The exercise: Find each line with the string "Workshops" and copy it.
___ Data entries
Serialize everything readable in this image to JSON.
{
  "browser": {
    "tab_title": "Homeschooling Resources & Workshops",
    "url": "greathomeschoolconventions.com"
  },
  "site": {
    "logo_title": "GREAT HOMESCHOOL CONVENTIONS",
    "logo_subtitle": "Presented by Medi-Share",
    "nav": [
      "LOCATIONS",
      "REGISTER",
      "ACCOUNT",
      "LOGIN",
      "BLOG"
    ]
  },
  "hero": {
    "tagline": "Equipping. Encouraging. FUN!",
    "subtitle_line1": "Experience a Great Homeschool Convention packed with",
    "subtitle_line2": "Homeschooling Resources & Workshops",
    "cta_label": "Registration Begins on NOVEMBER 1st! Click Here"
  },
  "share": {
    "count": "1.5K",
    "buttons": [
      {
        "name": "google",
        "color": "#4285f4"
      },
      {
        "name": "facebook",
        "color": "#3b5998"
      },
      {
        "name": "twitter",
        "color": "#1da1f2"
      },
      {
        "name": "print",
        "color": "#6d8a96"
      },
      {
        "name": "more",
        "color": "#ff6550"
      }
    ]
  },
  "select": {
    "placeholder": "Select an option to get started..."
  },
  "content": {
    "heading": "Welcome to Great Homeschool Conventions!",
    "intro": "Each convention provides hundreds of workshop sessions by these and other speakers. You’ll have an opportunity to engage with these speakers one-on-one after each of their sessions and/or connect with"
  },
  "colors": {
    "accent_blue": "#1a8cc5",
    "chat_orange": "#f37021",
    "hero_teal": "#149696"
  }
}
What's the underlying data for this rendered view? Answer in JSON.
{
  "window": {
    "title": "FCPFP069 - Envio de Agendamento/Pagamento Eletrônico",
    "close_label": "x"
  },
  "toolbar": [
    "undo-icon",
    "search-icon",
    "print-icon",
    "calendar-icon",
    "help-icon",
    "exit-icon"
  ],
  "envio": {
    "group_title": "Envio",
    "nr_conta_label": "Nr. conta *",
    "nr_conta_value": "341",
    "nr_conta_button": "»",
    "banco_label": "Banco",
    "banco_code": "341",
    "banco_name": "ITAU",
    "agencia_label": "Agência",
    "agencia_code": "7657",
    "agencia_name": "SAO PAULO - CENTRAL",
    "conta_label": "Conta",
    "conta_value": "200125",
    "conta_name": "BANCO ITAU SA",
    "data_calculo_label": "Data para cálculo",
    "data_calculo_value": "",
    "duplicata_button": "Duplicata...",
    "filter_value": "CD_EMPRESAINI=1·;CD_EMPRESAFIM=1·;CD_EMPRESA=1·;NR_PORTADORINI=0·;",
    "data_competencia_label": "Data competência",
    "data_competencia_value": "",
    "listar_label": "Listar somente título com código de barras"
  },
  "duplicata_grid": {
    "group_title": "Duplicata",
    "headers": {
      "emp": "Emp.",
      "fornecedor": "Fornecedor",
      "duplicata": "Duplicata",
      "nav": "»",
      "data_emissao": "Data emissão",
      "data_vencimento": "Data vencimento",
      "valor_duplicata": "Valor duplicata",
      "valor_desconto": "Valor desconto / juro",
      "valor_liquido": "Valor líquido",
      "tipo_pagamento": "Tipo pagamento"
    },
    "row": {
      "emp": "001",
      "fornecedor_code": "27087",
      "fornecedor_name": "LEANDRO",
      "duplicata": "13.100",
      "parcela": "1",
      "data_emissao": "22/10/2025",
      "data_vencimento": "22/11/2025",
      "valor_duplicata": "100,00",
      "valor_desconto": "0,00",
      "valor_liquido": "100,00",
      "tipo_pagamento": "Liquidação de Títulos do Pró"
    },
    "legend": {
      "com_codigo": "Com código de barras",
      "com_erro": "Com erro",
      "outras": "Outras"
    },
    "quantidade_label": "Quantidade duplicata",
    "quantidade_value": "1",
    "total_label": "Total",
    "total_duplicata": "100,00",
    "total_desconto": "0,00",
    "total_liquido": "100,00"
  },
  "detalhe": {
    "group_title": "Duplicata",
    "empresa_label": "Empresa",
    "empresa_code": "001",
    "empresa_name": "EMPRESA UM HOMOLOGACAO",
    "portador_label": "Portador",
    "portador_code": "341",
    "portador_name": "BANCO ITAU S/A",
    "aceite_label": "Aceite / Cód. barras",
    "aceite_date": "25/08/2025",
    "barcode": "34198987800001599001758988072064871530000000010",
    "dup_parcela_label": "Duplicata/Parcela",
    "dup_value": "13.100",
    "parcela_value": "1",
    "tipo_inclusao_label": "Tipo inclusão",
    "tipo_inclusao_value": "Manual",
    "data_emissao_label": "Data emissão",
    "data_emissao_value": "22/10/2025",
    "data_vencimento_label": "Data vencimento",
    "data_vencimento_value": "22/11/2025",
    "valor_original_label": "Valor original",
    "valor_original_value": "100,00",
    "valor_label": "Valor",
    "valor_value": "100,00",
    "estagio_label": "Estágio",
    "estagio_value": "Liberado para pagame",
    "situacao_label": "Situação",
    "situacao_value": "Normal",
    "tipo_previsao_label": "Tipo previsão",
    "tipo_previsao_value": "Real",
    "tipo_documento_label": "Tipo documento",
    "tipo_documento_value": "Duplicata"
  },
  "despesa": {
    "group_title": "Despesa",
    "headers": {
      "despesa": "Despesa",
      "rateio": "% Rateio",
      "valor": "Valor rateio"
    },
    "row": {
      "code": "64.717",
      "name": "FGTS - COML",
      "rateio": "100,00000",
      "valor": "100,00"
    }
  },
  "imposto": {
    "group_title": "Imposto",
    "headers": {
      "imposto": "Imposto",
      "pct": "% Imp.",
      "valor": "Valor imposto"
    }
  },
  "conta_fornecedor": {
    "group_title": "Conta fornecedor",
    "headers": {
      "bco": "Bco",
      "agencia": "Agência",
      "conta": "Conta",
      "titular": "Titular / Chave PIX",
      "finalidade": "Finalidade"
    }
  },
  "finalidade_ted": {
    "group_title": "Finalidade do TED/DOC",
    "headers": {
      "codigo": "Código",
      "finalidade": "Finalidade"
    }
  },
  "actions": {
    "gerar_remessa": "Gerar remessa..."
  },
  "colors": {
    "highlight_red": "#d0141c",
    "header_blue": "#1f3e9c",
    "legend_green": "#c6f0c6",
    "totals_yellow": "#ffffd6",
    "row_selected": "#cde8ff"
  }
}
______
Output for this exercise:
    "tab_title": "Homeschooling Resources & Workshops",
    "subtitle_line2": "Homeschooling Resources & Workshops",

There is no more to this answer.